Dataset entries on figures:
════

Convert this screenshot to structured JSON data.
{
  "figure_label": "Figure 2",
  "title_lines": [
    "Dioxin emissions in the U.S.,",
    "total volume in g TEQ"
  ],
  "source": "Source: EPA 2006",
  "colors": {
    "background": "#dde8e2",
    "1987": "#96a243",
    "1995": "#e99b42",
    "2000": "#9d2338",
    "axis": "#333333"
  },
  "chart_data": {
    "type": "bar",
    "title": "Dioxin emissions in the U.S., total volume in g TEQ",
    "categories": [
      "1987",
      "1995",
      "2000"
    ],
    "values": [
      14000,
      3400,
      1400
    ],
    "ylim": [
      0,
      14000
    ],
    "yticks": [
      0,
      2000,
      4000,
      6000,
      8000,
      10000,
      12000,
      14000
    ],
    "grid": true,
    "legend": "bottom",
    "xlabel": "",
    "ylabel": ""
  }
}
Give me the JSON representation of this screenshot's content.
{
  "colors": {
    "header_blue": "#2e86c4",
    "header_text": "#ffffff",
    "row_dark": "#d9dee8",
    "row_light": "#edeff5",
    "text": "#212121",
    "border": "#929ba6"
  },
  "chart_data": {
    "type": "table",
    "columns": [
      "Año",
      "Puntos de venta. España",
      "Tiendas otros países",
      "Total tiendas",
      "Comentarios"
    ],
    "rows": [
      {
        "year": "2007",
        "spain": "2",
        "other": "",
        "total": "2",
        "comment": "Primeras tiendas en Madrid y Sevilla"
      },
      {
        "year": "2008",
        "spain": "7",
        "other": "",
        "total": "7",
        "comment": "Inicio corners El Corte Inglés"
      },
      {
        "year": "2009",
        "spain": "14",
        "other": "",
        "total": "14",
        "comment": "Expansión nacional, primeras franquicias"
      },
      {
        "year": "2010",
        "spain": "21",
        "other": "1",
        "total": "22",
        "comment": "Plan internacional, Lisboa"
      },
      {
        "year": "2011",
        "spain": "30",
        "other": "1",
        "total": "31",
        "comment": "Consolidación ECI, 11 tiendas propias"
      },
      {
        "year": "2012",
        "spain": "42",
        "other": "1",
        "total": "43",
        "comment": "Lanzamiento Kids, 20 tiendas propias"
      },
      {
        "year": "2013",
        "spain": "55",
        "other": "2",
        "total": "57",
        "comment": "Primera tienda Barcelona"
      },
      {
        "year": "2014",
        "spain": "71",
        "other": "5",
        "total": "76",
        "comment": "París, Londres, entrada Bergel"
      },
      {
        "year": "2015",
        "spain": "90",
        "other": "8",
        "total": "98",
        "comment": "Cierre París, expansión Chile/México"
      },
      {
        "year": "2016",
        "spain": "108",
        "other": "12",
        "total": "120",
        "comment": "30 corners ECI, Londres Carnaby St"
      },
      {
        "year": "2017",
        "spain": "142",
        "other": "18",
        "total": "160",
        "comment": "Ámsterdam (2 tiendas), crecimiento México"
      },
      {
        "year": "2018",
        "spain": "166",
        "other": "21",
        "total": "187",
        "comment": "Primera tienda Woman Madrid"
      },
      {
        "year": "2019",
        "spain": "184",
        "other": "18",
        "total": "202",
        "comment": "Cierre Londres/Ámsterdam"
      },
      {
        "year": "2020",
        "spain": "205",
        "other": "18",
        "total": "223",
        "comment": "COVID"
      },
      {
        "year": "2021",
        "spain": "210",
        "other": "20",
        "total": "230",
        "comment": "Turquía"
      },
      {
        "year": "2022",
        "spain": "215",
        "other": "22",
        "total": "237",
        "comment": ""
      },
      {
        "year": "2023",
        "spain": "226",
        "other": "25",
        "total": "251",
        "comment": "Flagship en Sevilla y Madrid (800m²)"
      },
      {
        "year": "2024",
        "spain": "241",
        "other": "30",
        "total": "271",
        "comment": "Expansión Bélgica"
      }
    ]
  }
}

════

## Written problem
Write out the records above again, keeping each one identical to the original.

## Worked answer
Convert this screenshot to structured JSON data.
{
  "figure_label": "Figure 2",
  "title_lines": [
    "Dioxin emissions in the U.S.,",
    "total volume in g TEQ"
  ],
  "source": "Source: EPA 2006",
  "colors": {
    "background": "#dde8e2",
    "1987": "#96a243",
    "1995": "#e99b42",
    "2000": "#9d2338",
    "axis": "#333333"
  },
  "chart_data": {
    "type": "bar",
    "title": "Dioxin emissions in the U.S., total volume in g TEQ",
    "categories": [
      "1987",
      "1995",
      "2000"
    ],
    "values": [
      14000,
      3400,
      1400
    ],
    "ylim": [
      0,
      14000
    ],
    "yticks": [
      0,
      2000,
      4000,
      6000,
      8000,
      10000,
      12000,
      14000
    ],
    "grid": true,
    "legend": "bottom",
    "xlabel": "",
    "ylabel": ""
  }
}
Give me the JSON representation of this screenshot's content.
{
  "colors": {
    "header_blue": "#2e86c4",
    "header_text": "#ffffff",
    "row_dark": "#d9dee8",
    "row_light": "#edeff5",
    "text": "#212121",
    "border": "#929ba6"
  },
  "chart_data": {
    "type": "table",
    "columns": [
      "Año",
      "Puntos de venta. España",
      "Tiendas otros países",
      "Total tiendas",
      "Comentarios"
    ],
    "rows": [
      {
        "year": "2007",
        "spain": "2",
        "other": "",
        "total": "2",
        "comment": "Primeras tiendas en Madrid y Sevilla"
      },
      {
        "year": "2008",
        "spain": "7",
        "other": "",
        "total": "7",
        "comment": "Inicio corners El Corte Inglés"
      },
      {
        "year": "2009",
        "spain": "14",
        "other": "",
        "total": "14",
        "comment": "Expansión nacional, primeras franquicias"
      },
      {
        "year": "2010",
        "spain": "21",
        "other": "1",
        "total": "22",
        "comment": "Plan internacional, Lisboa"
      },
      {
        "year": "2011",
        "spain": "30",
        "other": "1",
        "total": "31",
        "comment": "Consolidación ECI, 11 tiendas propias"
      },
      {
        "year": "2012",
        "spain": "42",
        "other": "1",
        "total": "43",
        "comment": "Lanzamiento Kids, 20 tiendas propias"
      },
      {
        "year": "2013",
        "spain": "55",
        "other": "2",
        "total": "57",
        "comment": "Primera tienda Barcelona"
      },
      {
        "year": "2014",
        "spain": "71",
        "other": "5",
        "total": "76",
        "comment": "París, Londres, entrada Bergel"
      },
      {
        "year": "2015",
        "spain": "90",
        "other": "8",
        "total": "98",
        "comment": "Cierre París, expansión Chile/México"
      },
      {
        "year": "2016",
        "spain": "108",
        "other": "12",
        "total": "120",
        "comment": "30 corners ECI, Londres Carnaby St"
      },
      {
        "year": "2017",
        "spain": "142",
        "other": "18",
        "total": "160",
        "comment": "Ámsterdam (2 tiendas), crecimiento México"
      },
      {
        "year": "2018",
        "spain": "166",
        "other": "21",
        "total": "187",
        "comment": "Primera tienda Woman Madrid"
      },
      {
        "year": "2019",
        "spain": "184",
        "other": "18",
        "total": "202",
        "comment": "Cierre Londres/Ámsterdam"
      },
      {
        "year": "2020",
        "spain": "205",
        "other": "18",
        "total": "223",
        "comment": "COVID"
      },
      {
        "year": "2021",
        "spain": "210",
        "other": "20",
        "total": "230",
        "comment": "Turquía"
      },
      {
        "year": "2022",
        "spain": "215",
        "other": "22",
        "total": "237",
        "comment": ""
      },
      {
        "year": "2023",
        "spain": "226",
        "other": "25",
        "total": "251",
        "comment": "Flagship en Sevilla y Madrid (800m²)"
      },
      {
        "year": "2024",
        "spain": "241",
        "other": "30",
        "total": "271",
        "comment": "Expansión Bélgica"
      }
    ]
  }
}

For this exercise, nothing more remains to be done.